- _DATASET_:
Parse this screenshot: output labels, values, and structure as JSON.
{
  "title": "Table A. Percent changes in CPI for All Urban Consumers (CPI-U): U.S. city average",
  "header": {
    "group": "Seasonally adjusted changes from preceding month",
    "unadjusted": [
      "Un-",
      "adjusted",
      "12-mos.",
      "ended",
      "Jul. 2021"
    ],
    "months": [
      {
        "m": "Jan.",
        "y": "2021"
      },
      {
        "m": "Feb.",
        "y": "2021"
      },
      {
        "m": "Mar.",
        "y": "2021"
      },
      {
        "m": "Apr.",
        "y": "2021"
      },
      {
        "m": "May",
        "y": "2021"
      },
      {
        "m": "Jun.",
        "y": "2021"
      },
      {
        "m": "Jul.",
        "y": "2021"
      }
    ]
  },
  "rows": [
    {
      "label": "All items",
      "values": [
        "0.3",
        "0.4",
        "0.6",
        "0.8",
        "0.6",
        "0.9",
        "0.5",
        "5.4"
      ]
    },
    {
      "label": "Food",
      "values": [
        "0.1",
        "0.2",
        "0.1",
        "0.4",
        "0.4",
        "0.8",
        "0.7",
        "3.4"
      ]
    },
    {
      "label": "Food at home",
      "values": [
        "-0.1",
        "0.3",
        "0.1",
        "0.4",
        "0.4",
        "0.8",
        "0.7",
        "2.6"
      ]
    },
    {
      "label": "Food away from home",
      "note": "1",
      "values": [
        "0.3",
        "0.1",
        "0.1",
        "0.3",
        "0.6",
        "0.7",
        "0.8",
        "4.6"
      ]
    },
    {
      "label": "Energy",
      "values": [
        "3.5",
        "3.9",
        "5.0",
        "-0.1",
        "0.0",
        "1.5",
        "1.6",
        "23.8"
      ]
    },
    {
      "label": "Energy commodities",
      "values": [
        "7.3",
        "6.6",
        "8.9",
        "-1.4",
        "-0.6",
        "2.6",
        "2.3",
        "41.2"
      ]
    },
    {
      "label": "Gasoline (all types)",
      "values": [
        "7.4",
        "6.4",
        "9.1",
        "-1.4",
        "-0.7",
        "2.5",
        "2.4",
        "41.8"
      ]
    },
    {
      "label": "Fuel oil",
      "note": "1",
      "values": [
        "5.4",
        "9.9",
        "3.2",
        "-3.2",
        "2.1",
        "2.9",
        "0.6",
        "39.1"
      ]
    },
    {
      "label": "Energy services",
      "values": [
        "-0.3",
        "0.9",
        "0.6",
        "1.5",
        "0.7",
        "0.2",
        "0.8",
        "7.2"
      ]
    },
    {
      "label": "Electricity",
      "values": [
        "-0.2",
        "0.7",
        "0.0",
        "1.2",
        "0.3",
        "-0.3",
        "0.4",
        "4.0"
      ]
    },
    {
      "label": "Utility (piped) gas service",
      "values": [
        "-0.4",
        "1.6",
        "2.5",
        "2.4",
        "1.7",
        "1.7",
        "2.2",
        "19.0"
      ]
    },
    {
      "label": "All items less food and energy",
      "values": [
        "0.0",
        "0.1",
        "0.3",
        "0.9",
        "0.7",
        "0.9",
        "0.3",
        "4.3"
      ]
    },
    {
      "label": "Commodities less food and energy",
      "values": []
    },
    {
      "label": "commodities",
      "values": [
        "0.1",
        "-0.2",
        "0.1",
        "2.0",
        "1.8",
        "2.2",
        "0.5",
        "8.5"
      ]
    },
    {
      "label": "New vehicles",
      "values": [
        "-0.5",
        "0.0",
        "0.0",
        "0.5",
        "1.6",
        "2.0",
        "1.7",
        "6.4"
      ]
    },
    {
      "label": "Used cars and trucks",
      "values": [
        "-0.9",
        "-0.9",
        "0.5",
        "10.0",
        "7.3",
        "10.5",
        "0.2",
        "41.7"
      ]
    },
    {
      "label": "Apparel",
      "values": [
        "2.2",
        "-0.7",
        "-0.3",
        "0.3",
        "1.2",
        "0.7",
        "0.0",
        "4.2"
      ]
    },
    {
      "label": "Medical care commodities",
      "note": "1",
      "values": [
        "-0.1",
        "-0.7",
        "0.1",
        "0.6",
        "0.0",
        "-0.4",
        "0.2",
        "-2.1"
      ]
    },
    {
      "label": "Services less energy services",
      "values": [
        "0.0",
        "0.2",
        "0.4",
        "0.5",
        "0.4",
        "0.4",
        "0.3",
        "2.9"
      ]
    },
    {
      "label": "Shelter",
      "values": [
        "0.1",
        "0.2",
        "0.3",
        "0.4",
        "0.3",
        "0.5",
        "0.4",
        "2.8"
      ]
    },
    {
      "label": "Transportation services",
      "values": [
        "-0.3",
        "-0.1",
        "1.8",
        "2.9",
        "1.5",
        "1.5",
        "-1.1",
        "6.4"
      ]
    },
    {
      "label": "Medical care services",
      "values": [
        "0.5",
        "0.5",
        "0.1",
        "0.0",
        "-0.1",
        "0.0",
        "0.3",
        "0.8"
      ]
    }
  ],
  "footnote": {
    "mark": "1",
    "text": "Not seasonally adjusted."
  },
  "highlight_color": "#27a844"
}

- _BRIEF_:
Out of the preceding entries, pull every line containing the string "items".

- _RESPONSE_:
      "label": "All items",
      "label": "All items less food and energy",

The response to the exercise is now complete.